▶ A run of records

++++

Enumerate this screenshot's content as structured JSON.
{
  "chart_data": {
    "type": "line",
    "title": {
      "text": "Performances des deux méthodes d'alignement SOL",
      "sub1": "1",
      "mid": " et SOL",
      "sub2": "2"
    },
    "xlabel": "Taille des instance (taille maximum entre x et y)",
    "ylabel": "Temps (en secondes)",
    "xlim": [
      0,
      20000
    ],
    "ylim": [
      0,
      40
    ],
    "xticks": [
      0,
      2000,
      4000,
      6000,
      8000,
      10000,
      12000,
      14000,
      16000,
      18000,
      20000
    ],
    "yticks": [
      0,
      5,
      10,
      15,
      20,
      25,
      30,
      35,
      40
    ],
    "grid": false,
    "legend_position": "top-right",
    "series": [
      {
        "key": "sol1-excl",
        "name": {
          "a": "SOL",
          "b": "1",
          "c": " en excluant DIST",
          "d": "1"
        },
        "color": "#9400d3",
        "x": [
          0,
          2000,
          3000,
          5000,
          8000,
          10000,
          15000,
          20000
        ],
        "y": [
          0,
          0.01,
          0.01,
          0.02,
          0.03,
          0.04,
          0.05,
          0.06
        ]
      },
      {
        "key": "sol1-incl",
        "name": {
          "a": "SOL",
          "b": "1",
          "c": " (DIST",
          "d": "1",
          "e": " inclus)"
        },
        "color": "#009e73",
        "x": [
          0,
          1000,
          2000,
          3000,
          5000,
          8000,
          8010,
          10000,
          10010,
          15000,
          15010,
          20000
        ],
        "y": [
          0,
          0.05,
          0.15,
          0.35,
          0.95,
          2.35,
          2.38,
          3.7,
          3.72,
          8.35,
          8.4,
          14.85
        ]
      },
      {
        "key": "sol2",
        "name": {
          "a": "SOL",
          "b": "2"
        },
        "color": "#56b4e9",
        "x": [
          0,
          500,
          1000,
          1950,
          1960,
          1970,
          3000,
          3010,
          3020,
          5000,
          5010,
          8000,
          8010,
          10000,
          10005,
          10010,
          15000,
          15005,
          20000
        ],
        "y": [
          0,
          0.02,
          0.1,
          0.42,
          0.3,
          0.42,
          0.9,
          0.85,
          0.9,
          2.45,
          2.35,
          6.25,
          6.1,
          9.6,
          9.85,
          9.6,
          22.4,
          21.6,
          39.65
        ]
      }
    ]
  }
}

++++

Set down the listing above in full, please, exactly as it appears.

▶ IN RESPONSE
Enumerate this screenshot's content as structured JSON.
{
  "chart_data": {
    "type": "line",
    "title": {
      "text": "Performances des deux méthodes d'alignement SOL",
      "sub1": "1",
      "mid": " et SOL",
      "sub2": "2"
    },
    "xlabel": "Taille des instance (taille maximum entre x et y)",
    "ylabel": "Temps (en secondes)",
    "xlim": [
      0,
      20000
    ],
    "ylim": [
      0,
      40
    ],
    "xticks": [
      0,
      2000,
      4000,
      6000,
      8000,
      10000,
      12000,
      14000,
      16000,
      18000,
      20000
    ],
    "yticks": [
      0,
      5,
      10,
      15,
      20,
      25,
      30,
      35,
      40
    ],
    "grid": false,
    "legend_position": "top-right",
    "series": [
      {
        "key": "sol1-excl",
        "name": {
          "a": "SOL",
          "b": "1",
          "c": " en excluant DIST",
          "d": "1"
        },
        "color": "#9400d3",
        "x": [
          0,
          2000,
          3000,
          5000,
          8000,
          10000,
          15000,
          20000
        ],
        "y": [
          0,
          0.01,
          0.01,
          0.02,
          0.03,
          0.04,
          0.05,
          0.06
        ]
      },
      {
        "key": "sol1-incl",
        "name": {
          "a": "SOL",
          "b": "1",
          "c": " (DIST",
          "d": "1",
          "e": " inclus)"
        },
        "color": "#009e73",
        "x": [
          0,
          1000,
          2000,
          3000,
          5000,
          8000,
          8010,
          10000,
          10010,
          15000,
          15010,
          20000
        ],
        "y": [
          0,
          0.05,
          0.15,
          0.35,
          0.95,
          2.35,
          2.38,
          3.7,
          3.72,
          8.35,
          8.4,
          14.85
        ]
      },
      {
        "key": "sol2",
        "name": {
          "a": "SOL",
          "b": "2"
        },
        "color": "#56b4e9",
        "x": [
          0,
          500,
          1000,
          1950,
          1960,
          1970,
          3000,
          3010,
          3020,
          5000,
          5010,
          8000,
          8010,
          10000,
          10005,
          10010,
          15000,
          15005,
          20000
        ],
        "y": [
          0,
          0.02,
          0.1,
          0.42,
          0.3,
          0.42,
          0.9,
          0.85,
          0.9,
          2.45,
          2.35,
          6.25,
          6.1,
          9.6,
          9.85,
          9.6,
          22.4,
          21.6,
          39.65
        ]
      }
    ]
  }
}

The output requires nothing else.